## Request
Filter these entries so that only lines with the word "question" remain.

## Stored entries
^^^^
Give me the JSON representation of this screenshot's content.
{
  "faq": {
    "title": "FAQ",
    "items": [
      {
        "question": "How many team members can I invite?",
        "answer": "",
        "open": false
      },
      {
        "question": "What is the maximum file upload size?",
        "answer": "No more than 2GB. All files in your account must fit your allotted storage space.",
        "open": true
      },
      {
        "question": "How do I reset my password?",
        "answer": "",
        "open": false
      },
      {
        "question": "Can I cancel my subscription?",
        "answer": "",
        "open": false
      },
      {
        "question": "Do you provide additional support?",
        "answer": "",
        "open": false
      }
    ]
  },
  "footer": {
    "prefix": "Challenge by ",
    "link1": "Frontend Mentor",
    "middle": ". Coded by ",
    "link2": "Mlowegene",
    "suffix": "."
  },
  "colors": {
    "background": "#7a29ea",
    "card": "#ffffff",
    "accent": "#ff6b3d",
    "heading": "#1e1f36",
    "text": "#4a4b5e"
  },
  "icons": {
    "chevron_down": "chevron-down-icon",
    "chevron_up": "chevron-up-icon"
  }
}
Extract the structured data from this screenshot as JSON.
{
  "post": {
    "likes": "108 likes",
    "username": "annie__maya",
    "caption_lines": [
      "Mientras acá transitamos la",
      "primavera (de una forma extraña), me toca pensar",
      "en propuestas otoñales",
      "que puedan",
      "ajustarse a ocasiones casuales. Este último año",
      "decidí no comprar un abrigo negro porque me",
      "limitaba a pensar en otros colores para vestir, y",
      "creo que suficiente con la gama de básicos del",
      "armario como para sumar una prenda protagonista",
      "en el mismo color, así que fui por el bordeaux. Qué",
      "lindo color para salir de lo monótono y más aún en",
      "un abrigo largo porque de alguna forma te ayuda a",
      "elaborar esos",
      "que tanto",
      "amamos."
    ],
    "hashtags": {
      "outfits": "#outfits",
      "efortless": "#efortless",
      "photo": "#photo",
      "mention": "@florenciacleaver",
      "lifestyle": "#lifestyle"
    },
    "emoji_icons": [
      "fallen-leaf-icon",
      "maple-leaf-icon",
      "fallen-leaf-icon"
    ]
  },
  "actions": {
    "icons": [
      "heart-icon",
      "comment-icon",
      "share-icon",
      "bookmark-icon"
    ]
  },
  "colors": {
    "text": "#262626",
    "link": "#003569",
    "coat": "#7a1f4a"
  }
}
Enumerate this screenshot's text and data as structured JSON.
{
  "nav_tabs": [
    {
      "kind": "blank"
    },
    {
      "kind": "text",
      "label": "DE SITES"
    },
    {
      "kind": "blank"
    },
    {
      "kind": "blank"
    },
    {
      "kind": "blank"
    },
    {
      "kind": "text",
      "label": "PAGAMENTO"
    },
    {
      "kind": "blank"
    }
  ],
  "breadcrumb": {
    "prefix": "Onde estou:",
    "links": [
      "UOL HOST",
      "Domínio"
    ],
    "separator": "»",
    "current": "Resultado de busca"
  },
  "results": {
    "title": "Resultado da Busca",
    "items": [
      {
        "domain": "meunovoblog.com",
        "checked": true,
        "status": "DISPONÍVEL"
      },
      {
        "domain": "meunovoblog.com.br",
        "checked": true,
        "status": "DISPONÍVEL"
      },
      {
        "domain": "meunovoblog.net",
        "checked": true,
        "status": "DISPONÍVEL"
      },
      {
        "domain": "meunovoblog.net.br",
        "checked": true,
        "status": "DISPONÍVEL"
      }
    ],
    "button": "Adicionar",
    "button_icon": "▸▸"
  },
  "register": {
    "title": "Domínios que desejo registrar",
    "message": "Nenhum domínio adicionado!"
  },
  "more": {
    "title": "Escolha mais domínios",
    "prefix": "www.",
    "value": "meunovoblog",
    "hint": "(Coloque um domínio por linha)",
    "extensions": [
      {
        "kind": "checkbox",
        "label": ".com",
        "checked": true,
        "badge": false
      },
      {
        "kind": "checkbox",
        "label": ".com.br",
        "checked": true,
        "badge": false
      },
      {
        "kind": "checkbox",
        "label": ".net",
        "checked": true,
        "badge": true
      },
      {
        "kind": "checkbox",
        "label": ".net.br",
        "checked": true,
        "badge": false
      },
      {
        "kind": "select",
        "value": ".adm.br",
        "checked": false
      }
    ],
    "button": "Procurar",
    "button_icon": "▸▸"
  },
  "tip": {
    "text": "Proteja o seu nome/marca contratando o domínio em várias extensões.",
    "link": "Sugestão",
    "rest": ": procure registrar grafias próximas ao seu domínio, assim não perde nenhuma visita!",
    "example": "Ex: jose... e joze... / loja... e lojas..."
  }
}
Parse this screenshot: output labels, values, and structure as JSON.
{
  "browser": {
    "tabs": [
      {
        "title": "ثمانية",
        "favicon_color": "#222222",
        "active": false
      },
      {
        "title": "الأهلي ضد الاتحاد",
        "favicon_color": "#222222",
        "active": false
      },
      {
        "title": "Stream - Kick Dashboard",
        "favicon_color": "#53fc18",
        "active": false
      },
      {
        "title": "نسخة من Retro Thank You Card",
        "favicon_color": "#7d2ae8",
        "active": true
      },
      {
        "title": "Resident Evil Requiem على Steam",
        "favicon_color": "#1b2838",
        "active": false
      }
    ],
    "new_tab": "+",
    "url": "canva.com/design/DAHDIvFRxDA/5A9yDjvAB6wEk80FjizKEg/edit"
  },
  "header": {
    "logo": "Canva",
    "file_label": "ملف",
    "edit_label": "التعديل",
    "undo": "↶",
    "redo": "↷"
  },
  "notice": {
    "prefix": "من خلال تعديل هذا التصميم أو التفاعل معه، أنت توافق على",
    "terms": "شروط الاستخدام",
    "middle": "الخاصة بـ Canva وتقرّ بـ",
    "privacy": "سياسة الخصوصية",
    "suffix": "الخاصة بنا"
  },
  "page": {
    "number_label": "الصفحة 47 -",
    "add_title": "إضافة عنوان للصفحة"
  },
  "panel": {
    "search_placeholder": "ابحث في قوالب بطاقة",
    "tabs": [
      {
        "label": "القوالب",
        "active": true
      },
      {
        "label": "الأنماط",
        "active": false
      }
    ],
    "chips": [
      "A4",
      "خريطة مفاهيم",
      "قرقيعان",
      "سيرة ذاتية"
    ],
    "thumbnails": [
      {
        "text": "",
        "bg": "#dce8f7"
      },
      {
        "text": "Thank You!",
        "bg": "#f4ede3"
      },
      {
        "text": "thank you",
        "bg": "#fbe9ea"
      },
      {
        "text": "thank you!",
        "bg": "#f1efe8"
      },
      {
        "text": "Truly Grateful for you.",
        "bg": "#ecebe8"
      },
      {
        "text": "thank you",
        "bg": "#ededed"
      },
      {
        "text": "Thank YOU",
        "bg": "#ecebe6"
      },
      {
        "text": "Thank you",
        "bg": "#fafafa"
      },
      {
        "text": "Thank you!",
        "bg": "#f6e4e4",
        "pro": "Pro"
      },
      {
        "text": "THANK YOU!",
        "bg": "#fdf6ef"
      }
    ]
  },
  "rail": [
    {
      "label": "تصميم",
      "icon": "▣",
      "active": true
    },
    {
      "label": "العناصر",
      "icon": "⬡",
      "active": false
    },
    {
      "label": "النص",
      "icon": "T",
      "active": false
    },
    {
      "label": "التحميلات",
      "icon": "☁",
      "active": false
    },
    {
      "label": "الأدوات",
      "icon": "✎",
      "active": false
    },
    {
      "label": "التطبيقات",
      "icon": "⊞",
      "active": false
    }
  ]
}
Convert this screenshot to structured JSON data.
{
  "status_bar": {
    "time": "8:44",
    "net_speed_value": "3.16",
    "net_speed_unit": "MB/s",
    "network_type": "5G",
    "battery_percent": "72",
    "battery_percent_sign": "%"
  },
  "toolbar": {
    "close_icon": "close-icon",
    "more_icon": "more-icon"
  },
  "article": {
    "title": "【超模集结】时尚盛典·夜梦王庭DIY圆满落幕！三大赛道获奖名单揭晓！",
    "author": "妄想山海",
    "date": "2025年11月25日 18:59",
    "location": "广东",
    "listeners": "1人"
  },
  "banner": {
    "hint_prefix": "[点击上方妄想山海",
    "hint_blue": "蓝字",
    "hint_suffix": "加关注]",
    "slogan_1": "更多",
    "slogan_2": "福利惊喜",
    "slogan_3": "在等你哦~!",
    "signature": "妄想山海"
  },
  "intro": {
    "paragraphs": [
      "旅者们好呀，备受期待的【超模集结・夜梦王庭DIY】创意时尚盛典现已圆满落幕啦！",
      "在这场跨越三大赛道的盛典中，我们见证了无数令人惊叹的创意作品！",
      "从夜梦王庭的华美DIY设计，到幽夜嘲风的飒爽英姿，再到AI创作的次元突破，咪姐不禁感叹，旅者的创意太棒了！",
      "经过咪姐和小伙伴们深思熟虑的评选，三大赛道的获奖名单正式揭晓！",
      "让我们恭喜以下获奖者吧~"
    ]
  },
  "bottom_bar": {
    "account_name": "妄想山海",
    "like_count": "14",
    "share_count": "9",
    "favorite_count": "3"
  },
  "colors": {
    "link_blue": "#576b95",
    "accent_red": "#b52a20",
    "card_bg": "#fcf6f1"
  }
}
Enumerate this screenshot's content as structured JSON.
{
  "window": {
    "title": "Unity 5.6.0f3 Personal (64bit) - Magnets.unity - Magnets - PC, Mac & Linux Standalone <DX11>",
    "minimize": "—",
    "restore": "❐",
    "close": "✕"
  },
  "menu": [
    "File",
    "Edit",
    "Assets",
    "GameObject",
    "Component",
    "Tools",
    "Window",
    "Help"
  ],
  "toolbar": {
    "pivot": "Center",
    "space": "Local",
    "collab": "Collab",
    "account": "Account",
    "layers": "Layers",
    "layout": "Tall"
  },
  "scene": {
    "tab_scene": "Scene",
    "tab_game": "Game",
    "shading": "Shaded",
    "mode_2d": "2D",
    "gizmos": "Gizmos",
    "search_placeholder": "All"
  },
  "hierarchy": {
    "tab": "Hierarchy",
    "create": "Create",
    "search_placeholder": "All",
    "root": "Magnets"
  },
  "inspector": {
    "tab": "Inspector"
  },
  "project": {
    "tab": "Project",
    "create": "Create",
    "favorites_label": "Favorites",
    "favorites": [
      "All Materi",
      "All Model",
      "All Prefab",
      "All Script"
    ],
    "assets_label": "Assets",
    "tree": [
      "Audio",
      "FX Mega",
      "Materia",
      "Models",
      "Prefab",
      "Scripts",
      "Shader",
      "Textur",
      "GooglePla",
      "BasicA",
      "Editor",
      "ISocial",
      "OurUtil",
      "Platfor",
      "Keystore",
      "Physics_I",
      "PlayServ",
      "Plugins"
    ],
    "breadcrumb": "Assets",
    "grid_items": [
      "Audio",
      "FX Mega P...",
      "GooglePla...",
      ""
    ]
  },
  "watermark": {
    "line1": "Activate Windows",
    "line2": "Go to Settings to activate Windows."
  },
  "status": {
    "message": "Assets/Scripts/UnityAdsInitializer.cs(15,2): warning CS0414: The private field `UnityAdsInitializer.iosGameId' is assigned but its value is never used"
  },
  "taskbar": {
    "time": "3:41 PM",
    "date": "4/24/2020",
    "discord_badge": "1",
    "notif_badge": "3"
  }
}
^^^^
## Complete output
        "question": "How many team members can I invite?",
        "question": "What is the maximum file upload size?",
        "question": "How do I reset my password?",
        "question": "Can I cancel my subscription?",
        "question": "Do you provide additional support?",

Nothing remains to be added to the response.